Record excerpts:
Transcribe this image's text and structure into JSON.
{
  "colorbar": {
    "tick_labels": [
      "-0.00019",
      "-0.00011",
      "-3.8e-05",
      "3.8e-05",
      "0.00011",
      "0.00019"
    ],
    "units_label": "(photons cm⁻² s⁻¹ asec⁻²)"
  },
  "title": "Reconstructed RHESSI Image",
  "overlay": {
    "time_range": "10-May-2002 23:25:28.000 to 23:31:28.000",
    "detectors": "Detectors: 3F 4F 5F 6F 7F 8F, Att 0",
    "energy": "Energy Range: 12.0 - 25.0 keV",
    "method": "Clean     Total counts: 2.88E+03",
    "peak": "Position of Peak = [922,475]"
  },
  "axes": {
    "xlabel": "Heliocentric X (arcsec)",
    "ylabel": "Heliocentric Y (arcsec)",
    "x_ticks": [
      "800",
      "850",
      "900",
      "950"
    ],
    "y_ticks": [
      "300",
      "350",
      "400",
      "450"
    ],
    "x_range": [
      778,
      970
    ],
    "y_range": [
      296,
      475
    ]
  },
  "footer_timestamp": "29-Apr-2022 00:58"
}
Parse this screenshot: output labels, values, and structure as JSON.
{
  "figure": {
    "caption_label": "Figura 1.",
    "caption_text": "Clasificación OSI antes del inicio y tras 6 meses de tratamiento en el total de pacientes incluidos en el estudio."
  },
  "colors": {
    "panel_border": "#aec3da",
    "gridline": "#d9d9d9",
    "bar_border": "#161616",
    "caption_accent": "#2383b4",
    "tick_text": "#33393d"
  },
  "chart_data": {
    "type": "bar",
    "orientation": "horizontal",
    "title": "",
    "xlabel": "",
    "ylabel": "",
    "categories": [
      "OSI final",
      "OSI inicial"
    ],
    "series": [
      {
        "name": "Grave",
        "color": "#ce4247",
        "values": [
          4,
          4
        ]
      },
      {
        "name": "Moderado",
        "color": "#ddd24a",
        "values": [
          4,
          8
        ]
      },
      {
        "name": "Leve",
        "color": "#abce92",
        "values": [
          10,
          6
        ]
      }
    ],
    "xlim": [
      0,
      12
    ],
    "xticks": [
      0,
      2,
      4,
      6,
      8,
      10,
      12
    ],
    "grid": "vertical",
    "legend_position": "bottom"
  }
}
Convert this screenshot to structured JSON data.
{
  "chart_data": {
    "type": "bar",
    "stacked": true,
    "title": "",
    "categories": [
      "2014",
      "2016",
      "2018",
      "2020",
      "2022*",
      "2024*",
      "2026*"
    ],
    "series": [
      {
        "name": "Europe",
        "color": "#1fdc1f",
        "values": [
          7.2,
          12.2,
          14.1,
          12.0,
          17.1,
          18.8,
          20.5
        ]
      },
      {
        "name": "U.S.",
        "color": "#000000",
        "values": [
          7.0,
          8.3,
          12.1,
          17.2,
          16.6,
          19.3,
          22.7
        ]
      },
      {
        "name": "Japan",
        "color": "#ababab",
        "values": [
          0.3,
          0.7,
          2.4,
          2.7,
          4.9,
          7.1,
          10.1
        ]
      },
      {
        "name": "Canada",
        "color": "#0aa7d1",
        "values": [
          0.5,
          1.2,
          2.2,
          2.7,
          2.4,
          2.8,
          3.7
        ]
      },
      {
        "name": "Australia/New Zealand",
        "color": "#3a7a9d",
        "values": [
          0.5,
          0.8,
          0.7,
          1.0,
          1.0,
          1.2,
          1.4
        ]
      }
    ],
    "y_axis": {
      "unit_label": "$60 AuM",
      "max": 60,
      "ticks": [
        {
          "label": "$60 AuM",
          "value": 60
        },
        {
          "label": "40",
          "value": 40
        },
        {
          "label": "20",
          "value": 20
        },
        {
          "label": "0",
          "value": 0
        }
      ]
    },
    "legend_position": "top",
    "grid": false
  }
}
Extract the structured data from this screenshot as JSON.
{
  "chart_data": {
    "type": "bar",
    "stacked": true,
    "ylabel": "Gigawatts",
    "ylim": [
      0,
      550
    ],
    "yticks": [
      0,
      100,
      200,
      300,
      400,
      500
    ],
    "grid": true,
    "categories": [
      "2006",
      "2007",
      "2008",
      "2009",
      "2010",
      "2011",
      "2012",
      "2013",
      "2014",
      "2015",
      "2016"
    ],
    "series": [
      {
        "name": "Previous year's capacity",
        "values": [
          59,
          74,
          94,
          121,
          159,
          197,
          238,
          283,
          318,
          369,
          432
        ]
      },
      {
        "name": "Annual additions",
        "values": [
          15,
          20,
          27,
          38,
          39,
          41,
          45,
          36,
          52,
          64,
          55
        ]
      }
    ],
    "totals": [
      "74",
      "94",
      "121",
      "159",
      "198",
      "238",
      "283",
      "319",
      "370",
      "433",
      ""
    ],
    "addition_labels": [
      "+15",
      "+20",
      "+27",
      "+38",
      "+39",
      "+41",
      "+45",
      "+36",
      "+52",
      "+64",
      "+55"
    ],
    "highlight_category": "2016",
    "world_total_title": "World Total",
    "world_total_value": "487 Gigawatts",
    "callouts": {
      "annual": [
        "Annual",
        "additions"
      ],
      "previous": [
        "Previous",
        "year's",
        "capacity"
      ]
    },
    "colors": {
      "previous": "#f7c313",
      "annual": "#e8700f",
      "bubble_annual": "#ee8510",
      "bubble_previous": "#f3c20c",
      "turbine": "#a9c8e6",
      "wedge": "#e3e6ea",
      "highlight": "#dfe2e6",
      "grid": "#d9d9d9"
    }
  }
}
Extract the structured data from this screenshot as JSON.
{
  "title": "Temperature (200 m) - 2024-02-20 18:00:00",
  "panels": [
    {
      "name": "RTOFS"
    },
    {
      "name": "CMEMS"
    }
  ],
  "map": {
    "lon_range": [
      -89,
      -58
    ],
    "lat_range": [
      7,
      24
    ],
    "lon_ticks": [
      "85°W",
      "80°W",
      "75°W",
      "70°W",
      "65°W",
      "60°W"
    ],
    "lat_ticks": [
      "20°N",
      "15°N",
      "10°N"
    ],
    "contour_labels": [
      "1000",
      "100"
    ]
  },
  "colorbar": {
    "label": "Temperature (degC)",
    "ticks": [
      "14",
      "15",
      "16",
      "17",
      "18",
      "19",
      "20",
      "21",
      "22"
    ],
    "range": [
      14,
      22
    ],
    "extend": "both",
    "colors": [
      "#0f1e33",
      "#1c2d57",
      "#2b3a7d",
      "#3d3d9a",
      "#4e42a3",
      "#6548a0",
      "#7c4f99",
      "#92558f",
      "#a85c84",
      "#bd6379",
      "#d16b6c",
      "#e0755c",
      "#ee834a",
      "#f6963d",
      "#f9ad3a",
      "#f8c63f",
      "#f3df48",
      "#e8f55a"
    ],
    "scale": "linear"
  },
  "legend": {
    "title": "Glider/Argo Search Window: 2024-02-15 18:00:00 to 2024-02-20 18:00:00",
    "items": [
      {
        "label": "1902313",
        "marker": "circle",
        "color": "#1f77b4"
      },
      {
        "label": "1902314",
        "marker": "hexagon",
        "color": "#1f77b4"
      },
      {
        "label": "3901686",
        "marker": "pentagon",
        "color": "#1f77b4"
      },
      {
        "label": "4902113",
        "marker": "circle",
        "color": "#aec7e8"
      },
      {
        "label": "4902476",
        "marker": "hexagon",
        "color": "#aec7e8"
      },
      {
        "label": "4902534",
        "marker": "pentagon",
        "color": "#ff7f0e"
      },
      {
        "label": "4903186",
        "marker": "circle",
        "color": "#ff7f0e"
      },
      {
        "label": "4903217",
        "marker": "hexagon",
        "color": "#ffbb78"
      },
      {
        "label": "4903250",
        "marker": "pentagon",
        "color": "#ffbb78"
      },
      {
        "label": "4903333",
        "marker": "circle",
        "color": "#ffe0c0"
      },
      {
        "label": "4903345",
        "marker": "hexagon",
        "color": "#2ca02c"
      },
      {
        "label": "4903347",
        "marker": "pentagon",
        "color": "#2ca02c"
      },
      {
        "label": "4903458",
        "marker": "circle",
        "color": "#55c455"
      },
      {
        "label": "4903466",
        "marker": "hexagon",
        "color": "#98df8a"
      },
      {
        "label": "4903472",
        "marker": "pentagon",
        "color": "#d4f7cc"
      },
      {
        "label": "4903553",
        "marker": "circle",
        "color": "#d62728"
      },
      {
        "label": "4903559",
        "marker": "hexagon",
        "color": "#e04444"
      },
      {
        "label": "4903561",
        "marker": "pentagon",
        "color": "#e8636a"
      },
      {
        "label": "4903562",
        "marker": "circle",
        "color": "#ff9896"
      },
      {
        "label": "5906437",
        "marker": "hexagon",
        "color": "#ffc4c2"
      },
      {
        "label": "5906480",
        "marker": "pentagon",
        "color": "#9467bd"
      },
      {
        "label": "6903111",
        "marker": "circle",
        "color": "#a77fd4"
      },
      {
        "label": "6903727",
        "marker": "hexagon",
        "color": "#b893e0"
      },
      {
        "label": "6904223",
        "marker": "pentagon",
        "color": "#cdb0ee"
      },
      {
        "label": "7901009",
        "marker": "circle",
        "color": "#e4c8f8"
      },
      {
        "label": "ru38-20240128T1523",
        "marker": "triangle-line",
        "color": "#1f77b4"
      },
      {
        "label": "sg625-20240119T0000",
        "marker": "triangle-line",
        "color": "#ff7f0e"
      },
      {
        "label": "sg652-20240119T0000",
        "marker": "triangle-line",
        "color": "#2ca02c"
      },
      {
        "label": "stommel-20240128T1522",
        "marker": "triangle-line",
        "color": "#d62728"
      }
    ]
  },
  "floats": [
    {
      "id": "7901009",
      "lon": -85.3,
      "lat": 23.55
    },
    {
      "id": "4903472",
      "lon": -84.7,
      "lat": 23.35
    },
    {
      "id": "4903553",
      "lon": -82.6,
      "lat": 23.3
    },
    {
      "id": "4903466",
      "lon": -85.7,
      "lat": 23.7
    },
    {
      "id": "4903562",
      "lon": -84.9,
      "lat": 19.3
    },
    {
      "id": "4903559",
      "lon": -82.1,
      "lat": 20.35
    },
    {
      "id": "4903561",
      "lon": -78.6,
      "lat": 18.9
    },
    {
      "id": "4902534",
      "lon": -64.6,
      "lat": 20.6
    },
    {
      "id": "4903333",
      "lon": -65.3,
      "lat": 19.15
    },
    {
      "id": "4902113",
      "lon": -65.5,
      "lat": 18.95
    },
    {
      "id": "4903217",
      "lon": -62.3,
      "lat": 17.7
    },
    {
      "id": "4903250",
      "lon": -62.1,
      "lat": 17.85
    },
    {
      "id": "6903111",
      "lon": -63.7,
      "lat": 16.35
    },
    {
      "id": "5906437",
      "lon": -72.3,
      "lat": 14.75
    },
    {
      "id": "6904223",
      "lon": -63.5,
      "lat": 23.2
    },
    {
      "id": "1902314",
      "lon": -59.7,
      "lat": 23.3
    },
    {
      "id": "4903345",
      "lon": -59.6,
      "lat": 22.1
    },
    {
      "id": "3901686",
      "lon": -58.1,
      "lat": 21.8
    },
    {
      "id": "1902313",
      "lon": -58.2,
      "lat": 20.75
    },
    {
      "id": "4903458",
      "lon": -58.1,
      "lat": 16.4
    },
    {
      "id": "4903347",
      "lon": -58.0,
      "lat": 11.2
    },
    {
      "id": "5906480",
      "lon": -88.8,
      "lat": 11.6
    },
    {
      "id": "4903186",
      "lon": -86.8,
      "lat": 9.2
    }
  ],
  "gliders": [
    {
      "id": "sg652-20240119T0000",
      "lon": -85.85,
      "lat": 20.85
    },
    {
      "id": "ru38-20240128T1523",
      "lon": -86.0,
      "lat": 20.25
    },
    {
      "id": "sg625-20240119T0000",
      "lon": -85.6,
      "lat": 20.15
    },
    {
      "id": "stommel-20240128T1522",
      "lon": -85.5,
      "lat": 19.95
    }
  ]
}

Problem description:
Track down all lines above with the string "name" and copy them.

Result:
        "name": "Grave",
        "name": "Moderado",
        "name": "Leve",
        "name": "Europe",
        "name": "U.S.",
        "name": "Japan",
        "name": "Canada",
        "name": "Australia/New Zealand",
        "name": "Previous year's capacity",
        "name": "Annual additions",
      "name": "RTOFS"
      "name": "CMEMS"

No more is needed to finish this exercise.